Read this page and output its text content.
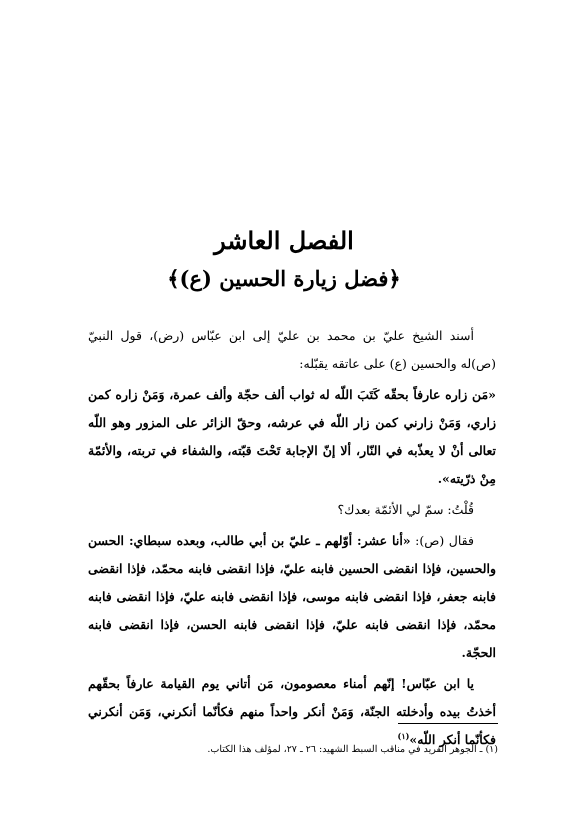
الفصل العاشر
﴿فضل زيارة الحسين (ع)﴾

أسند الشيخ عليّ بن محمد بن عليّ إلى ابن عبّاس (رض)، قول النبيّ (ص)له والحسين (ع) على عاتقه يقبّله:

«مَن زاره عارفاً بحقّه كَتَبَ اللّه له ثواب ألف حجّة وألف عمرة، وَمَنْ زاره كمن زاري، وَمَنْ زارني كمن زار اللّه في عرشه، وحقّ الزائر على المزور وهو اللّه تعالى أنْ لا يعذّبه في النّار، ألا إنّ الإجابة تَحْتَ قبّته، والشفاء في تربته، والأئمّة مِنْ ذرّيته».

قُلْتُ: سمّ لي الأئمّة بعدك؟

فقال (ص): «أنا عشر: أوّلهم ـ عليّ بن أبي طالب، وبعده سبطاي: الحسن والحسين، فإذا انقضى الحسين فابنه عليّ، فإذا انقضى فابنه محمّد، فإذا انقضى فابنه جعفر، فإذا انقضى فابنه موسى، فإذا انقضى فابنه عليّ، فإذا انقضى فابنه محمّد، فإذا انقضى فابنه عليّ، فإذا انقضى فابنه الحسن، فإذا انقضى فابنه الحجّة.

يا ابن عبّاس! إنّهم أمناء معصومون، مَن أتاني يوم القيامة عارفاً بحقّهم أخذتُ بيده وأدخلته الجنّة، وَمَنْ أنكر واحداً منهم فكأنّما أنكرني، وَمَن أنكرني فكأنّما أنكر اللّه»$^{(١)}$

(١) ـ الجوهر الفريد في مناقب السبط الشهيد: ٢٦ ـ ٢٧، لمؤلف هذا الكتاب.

WORK TO COMPLETE:
All of the entries need to be transcribed word for word; pictures are left out.

WORKED SOLUTION:
Read this page and output its text content.
الفصل العاشر
﴿فضل زيارة الحسين (ع)﴾

أسند الشيخ عليّ بن محمد بن عليّ إلى ابن عبّاس (رض)، قول النبيّ (ص)له والحسين (ع) على عاتقه يقبّله:

«مَن زاره عارفاً بحقّه كَتَبَ اللّه له ثواب ألف حجّة وألف عمرة، وَمَنْ زاره كمن زاري، وَمَنْ زارني كمن زار اللّه في عرشه، وحقّ الزائر على المزور وهو اللّه تعالى أنْ لا يعذّبه في النّار، ألا إنّ الإجابة تَحْتَ قبّته، والشفاء في تربته، والأئمّة مِنْ ذرّيته».

قُلْتُ: سمّ لي الأئمّة بعدك؟

فقال (ص): «أنا عشر: أوّلهم ـ عليّ بن أبي طالب، وبعده سبطاي: الحسن والحسين، فإذا انقضى الحسين فابنه عليّ، فإذا انقضى فابنه محمّد، فإذا انقضى فابنه جعفر، فإذا انقضى فابنه موسى، فإذا انقضى فابنه عليّ، فإذا انقضى فابنه محمّد، فإذا انقضى فابنه عليّ، فإذا انقضى فابنه الحسن، فإذا انقضى فابنه الحجّة.

يا ابن عبّاس! إنّهم أمناء معصومون، مَن أتاني يوم القيامة عارفاً بحقّهم أخذتُ بيده وأدخلته الجنّة، وَمَنْ أنكر واحداً منهم فكأنّما أنكرني، وَمَن أنكرني فكأنّما أنكر اللّه»$^{(١)}$

(١) ـ الجوهر الفريد في مناقب السبط الشهيد: ٢٦ ـ ٢٧، لمؤلف هذا الكتاب.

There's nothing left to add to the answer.